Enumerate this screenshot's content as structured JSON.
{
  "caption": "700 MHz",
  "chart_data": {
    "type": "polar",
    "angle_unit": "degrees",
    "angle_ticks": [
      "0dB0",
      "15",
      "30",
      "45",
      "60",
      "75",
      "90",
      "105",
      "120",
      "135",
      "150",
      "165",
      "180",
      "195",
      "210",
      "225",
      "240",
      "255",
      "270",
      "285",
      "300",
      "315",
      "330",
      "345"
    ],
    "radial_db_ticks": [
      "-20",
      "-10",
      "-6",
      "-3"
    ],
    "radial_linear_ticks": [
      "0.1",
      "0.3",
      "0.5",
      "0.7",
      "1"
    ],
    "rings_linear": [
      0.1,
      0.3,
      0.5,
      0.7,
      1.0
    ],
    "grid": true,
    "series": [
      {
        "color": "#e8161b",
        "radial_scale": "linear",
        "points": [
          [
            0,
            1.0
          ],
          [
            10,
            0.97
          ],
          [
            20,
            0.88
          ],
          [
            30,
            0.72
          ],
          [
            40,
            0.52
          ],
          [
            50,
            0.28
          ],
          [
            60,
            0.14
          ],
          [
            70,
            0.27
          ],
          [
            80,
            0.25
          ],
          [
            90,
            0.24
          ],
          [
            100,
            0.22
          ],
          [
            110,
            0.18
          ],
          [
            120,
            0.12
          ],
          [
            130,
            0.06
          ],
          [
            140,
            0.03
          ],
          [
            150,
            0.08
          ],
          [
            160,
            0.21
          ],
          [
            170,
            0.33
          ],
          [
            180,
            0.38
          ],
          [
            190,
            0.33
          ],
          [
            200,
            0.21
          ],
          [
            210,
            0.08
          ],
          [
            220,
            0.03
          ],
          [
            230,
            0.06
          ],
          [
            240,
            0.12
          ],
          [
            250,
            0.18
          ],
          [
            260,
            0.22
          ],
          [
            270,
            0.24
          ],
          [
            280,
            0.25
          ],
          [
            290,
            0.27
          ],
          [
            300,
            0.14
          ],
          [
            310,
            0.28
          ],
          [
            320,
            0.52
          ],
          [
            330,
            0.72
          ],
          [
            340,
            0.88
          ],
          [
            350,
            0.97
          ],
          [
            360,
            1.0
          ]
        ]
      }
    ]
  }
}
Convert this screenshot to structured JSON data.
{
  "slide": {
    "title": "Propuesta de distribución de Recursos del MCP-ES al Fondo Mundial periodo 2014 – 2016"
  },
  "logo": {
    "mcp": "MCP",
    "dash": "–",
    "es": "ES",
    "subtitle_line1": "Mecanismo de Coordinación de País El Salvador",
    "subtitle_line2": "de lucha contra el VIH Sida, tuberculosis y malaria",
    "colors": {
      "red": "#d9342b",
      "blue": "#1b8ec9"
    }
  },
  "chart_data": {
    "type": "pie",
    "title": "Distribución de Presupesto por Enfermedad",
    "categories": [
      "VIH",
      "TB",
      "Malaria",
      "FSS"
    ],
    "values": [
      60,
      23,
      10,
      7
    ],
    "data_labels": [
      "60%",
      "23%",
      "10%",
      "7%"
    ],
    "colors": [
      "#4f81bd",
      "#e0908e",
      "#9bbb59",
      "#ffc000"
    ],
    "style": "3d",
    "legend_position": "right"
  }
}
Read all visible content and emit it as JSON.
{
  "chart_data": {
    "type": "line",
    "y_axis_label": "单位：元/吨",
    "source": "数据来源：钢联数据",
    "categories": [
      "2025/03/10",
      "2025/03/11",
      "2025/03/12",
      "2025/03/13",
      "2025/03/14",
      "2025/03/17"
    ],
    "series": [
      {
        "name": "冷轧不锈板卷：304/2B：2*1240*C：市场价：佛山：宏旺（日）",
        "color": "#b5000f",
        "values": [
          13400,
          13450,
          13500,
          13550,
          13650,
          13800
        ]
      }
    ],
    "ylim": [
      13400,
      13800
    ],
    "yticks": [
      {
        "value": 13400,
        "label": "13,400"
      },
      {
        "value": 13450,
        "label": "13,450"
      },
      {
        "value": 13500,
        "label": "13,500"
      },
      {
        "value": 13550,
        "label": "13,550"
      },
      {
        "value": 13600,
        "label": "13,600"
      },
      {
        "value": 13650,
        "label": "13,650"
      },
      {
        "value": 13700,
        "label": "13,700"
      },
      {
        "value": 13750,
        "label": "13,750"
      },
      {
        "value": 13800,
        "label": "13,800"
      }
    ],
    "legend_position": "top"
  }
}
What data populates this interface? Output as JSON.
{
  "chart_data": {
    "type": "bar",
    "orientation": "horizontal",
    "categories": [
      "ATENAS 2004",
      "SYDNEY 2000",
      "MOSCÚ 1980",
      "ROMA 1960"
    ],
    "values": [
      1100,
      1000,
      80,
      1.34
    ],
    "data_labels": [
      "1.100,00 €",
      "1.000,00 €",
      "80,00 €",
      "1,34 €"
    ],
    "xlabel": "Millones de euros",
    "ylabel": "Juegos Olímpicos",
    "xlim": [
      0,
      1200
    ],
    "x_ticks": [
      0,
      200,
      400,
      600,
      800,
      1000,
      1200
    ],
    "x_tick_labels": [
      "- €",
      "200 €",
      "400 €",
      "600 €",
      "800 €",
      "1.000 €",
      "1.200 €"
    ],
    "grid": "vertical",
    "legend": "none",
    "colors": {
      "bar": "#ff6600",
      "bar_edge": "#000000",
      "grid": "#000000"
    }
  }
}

Exercise instructions: In the entries above, identify every line with the word "screenshot". Copy those lines.

Answer to the task:
Enumerate this screenshot's content as structured JSON.
Convert this screenshot to structured JSON data.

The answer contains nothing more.